RECORDS -
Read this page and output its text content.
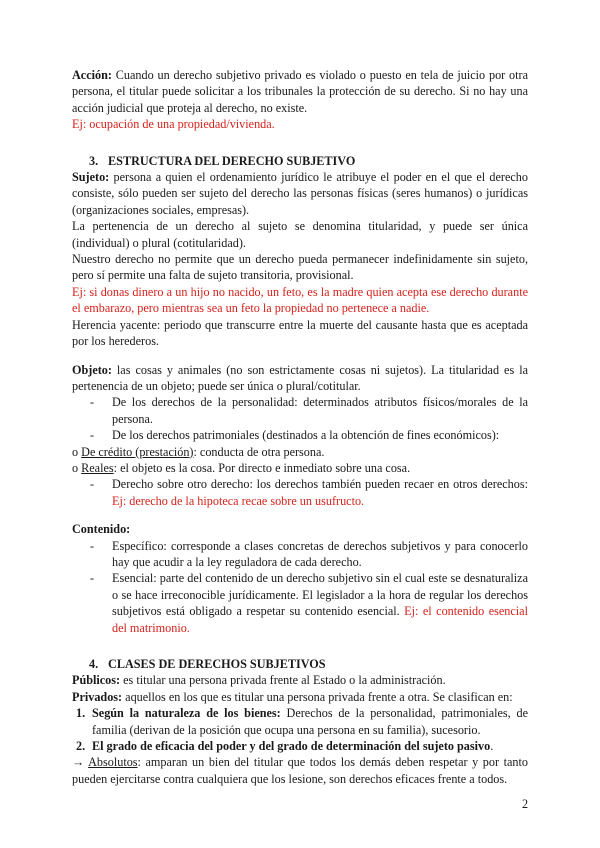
Acción: Cuando un derecho subjetivo privado es violado o puesto en tela de juicio por otra persona, el titular puede solicitar a los tribunales la protección de su derecho. Si no hay una acción judicial que proteja al derecho, no existe.

Ej: ocupación de una propiedad/vivienda.

3. ESTRUCTURA DEL DERECHO SUBJETIVO

Sujeto: persona a quien el ordenamiento jurídico le atribuye el poder en el que el derecho consiste, sólo pueden ser sujeto del derecho las personas físicas (seres humanos) o jurídicas (organizaciones sociales, empresas).

La pertenencia de un derecho al sujeto se denomina titularidad, y puede ser única (individual) o plural (cotitularidad).

Nuestro derecho no permite que un derecho pueda permanecer indefinidamente sin sujeto, pero sí permite una falta de sujeto transitoria, provisional.

Ej: si donas dinero a un hijo no nacido, un feto, es la madre quien acepta ese derecho durante el embarazo, pero mientras sea un feto la propiedad no pertenece a nadie.

Herencia yacente: periodo que transcurre entre la muerte del causante hasta que es aceptada por los herederos.

Objeto: las cosas y animales (no son estrictamente cosas ni sujetos). La titularidad es la pertenencia de un objeto; puede ser única o plural/cotitular.

- De los derechos de la personalidad: determinados atributos físicos/morales de la persona.

- De los derechos patrimoniales (destinados a la obtención de fines económicos):

o De crédito (prestación): conducta de otra persona.

o Reales: el objeto es la cosa. Por directo e inmediato sobre una cosa.

- Derecho sobre otro derecho: los derechos también pueden recaer en otros derechos: Ej: derecho de la hipoteca recae sobre un usufructo.

Contenido:

- Específico: corresponde a clases concretas de derechos subjetivos y para conocerlo hay que acudir a la ley reguladora de cada derecho.

- Esencial: parte del contenido de un derecho subjetivo sin el cual este se desnaturaliza o se hace irreconocible jurídicamente. El legislador a la hora de regular los derechos subjetivos está obligado a respetar su contenido esencial. Ej: el contenido esencial del matrimonio.

4. CLASES DE DERECHOS SUBJETIVOS

Públicos: es titular una persona privada frente al Estado o la administración.

Privados: aquellos en los que es titular una persona privada frente a otra. Se clasifican en:

1. Según la naturaleza de los bienes: Derechos de la personalidad, patrimoniales, de familia (derivan de la posición que ocupa una persona en su familia), sucesorio.

2. El grado de eficacia del poder y del grado de determinación del sujeto pasivo.

→ Absolutos: amparan un bien del titular que todos los demás deben respetar y por tanto pueden ejercitarse contra cualquiera que los lesione, son derechos eficaces frente a todos.

2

EXERCISE BRIEF - What comes back should match the records exactly, minus any pictures.

FINISHED TASK -
Read this page and output its text content.
Acción: Cuando un derecho subjetivo privado es violado o puesto en tela de juicio por otra persona, el titular puede solicitar a los tribunales la protección de su derecho. Si no hay una acción judicial que proteja al derecho, no existe.

Ej: ocupación de una propiedad/vivienda.

3. ESTRUCTURA DEL DERECHO SUBJETIVO

Sujeto: persona a quien el ordenamiento jurídico le atribuye el poder en el que el derecho consiste, sólo pueden ser sujeto del derecho las personas físicas (seres humanos) o jurídicas (organizaciones sociales, empresas).

La pertenencia de un derecho al sujeto se denomina titularidad, y puede ser única (individual) o plural (cotitularidad).

Nuestro derecho no permite que un derecho pueda permanecer indefinidamente sin sujeto, pero sí permite una falta de sujeto transitoria, provisional.

Ej: si donas dinero a un hijo no nacido, un feto, es la madre quien acepta ese derecho durante el embarazo, pero mientras sea un feto la propiedad no pertenece a nadie.

Herencia yacente: periodo que transcurre entre la muerte del causante hasta que es aceptada por los herederos.

Objeto: las cosas y animales (no son estrictamente cosas ni sujetos). La titularidad es la pertenencia de un objeto; puede ser única o plural/cotitular.

- De los derechos de la personalidad: determinados atributos físicos/morales de la persona.

- De los derechos patrimoniales (destinados a la obtención de fines económicos):

o De crédito (prestación): conducta de otra persona.

o Reales: el objeto es la cosa. Por directo e inmediato sobre una cosa.

- Derecho sobre otro derecho: los derechos también pueden recaer en otros derechos: Ej: derecho de la hipoteca recae sobre un usufructo.

Contenido:

- Específico: corresponde a clases concretas de derechos subjetivos y para conocerlo hay que acudir a la ley reguladora de cada derecho.

- Esencial: parte del contenido de un derecho subjetivo sin el cual este se desnaturaliza o se hace irreconocible jurídicamente. El legislador a la hora de regular los derechos subjetivos está obligado a respetar su contenido esencial. Ej: el contenido esencial del matrimonio.

4. CLASES DE DERECHOS SUBJETIVOS

Públicos: es titular una persona privada frente al Estado o la administración.

Privados: aquellos en los que es titular una persona privada frente a otra. Se clasifican en:

1. Según la naturaleza de los bienes: Derechos de la personalidad, patrimoniales, de familia (derivan de la posición que ocupa una persona en su familia), sucesorio.

2. El grado de eficacia del poder y del grado de determinación del sujeto pasivo.

→ Absolutos: amparan un bien del titular que todos los demás deben respetar y por tanto pueden ejercitarse contra cualquiera que los lesione, son derechos eficaces frente a todos.

2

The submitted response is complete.